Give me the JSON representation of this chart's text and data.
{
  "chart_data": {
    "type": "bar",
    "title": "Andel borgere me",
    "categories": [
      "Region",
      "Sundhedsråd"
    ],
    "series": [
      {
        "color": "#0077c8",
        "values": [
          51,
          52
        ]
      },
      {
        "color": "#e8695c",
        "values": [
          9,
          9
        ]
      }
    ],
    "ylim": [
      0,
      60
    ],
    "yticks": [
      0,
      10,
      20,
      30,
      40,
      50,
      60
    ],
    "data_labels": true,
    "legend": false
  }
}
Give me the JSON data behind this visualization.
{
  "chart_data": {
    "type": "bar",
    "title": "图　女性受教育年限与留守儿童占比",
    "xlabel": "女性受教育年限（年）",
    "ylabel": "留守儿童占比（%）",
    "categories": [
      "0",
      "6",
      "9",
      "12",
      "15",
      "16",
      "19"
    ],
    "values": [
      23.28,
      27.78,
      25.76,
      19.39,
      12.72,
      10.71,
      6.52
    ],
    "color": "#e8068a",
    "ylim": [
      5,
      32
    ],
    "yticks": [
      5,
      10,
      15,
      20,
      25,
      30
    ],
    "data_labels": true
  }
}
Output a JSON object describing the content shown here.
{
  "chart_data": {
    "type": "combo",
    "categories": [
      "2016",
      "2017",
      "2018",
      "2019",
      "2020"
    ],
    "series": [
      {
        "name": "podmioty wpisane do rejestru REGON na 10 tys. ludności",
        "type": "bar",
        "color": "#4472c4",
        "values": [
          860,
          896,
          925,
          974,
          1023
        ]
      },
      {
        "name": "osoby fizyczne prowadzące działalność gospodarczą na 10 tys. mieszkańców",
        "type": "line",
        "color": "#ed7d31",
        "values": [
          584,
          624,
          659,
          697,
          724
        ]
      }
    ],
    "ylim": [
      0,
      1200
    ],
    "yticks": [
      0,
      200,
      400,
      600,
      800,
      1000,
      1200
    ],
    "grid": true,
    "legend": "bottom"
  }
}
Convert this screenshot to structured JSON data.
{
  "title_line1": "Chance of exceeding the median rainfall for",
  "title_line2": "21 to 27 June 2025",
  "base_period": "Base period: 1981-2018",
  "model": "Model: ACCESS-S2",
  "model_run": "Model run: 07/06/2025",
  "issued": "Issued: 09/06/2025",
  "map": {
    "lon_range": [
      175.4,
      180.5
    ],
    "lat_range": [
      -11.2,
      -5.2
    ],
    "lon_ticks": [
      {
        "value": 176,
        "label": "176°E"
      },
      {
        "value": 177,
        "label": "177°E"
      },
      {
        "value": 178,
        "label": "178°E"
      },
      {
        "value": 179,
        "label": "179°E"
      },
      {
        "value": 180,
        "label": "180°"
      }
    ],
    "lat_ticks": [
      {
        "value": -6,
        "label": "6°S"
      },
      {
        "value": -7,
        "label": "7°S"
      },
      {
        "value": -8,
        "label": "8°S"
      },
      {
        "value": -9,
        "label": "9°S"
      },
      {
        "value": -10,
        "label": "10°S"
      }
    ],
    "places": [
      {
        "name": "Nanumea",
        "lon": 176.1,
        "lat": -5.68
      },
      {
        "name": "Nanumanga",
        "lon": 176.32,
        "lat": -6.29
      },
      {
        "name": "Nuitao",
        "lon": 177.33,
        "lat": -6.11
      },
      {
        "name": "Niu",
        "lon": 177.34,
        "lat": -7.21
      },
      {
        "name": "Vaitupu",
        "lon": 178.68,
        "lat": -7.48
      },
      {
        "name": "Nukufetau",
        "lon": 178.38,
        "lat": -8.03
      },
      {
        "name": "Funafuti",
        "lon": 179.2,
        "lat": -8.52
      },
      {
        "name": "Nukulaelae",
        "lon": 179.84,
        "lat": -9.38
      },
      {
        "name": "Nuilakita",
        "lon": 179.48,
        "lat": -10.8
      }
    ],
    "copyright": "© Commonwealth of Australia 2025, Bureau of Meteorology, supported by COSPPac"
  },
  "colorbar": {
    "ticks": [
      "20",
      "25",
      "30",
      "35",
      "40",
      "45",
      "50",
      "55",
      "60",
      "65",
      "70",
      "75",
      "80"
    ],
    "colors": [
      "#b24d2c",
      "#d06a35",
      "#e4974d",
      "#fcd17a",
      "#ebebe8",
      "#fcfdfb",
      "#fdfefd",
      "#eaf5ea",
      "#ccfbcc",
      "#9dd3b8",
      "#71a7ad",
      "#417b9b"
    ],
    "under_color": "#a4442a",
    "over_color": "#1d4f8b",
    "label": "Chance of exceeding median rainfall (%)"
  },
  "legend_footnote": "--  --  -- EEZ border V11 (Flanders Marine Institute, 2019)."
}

WHAT TO WORK ON –
Every line above needs to be retyped exactly.

EXERCISE SOLUTION –
Give me the JSON representation of this chart's text and data.
{
  "chart_data": {
    "type": "bar",
    "title": "Andel borgere me",
    "categories": [
      "Region",
      "Sundhedsråd"
    ],
    "series": [
      {
        "color": "#0077c8",
        "values": [
          51,
          52
        ]
      },
      {
        "color": "#e8695c",
        "values": [
          9,
          9
        ]
      }
    ],
    "ylim": [
      0,
      60
    ],
    "yticks": [
      0,
      10,
      20,
      30,
      40,
      50,
      60
    ],
    "data_labels": true,
    "legend": false
  }
}
Give me the JSON data behind this visualization.
{
  "chart_data": {
    "type": "bar",
    "title": "图　女性受教育年限与留守儿童占比",
    "xlabel": "女性受教育年限（年）",
    "ylabel": "留守儿童占比（%）",
    "categories": [
      "0",
      "6",
      "9",
      "12",
      "15",
      "16",
      "19"
    ],
    "values": [
      23.28,
      27.78,
      25.76,
      19.39,
      12.72,
      10.71,
      6.52
    ],
    "color": "#e8068a",
    "ylim": [
      5,
      32
    ],
    "yticks": [
      5,
      10,
      15,
      20,
      25,
      30
    ],
    "data_labels": true
  }
}
Output a JSON object describing the content shown here.
{
  "chart_data": {
    "type": "combo",
    "categories": [
      "2016",
      "2017",
      "2018",
      "2019",
      "2020"
    ],
    "series": [
      {
        "name": "podmioty wpisane do rejestru REGON na 10 tys. ludności",
        "type": "bar",
        "color": "#4472c4",
        "values": [
          860,
          896,
          925,
          974,
          1023
        ]
      },
      {
        "name": "osoby fizyczne prowadzące działalność gospodarczą na 10 tys. mieszkańców",
        "type": "line",
        "color": "#ed7d31",
        "values": [
          584,
          624,
          659,
          697,
          724
        ]
      }
    ],
    "ylim": [
      0,
      1200
    ],
    "yticks": [
      0,
      200,
      400,
      600,
      800,
      1000,
      1200
    ],
    "grid": true,
    "legend": "bottom"
  }
}
Convert this screenshot to structured JSON data.
{
  "title_line1": "Chance of exceeding the median rainfall for",
  "title_line2": "21 to 27 June 2025",
  "base_period": "Base period: 1981-2018",
  "model": "Model: ACCESS-S2",
  "model_run": "Model run: 07/06/2025",
  "issued": "Issued: 09/06/2025",
  "map": {
    "lon_range": [
      175.4,
      180.5
    ],
    "lat_range": [
      -11.2,
      -5.2
    ],
    "lon_ticks": [
      {
        "value": 176,
        "label": "176°E"
      },
      {
        "value": 177,
        "label": "177°E"
      },
      {
        "value": 178,
        "label": "178°E"
      },
      {
        "value": 179,
        "label": "179°E"
      },
      {
        "value": 180,
        "label": "180°"
      }
    ],
    "lat_ticks": [
      {
        "value": -6,
        "label": "6°S"
      },
      {
        "value": -7,
        "label": "7°S"
      },
      {
        "value": -8,
        "label": "8°S"
      },
      {
        "value": -9,
        "label": "9°S"
      },
      {
        "value": -10,
        "label": "10°S"
      }
    ],
    "places": [
      {
        "name": "Nanumea",
        "lon": 176.1,
        "lat": -5.68
      },
      {
        "name": "Nanumanga",
        "lon": 176.32,
        "lat": -6.29
      },
      {
        "name": "Nuitao",
        "lon": 177.33,
        "lat": -6.11
      },
      {
        "name": "Niu",
        "lon": 177.34,
        "lat": -7.21
      },
      {
        "name": "Vaitupu",
        "lon": 178.68,
        "lat": -7.48
      },
      {
        "name": "Nukufetau",
        "lon": 178.38,
        "lat": -8.03
      },
      {
        "name": "Funafuti",
        "lon": 179.2,
        "lat": -8.52
      },
      {
        "name": "Nukulaelae",
        "lon": 179.84,
        "lat": -9.38
      },
      {
        "name": "Nuilakita",
        "lon": 179.48,
        "lat": -10.8
      }
    ],
    "copyright": "© Commonwealth of Australia 2025, Bureau of Meteorology, supported by COSPPac"
  },
  "colorbar": {
    "ticks": [
      "20",
      "25",
      "30",
      "35",
      "40",
      "45",
      "50",
      "55",
      "60",
      "65",
      "70",
      "75",
      "80"
    ],
    "colors": [
      "#b24d2c",
      "#d06a35",
      "#e4974d",
      "#fcd17a",
      "#ebebe8",
      "#fcfdfb",
      "#fdfefd",
      "#eaf5ea",
      "#ccfbcc",
      "#9dd3b8",
      "#71a7ad",
      "#417b9b"
    ],
    "under_color": "#a4442a",
    "over_color": "#1d4f8b",
    "label": "Chance of exceeding median rainfall (%)"
  },
  "legend_footnote": "--  --  -- EEZ border V11 (Flanders Marine Institute, 2019)."
}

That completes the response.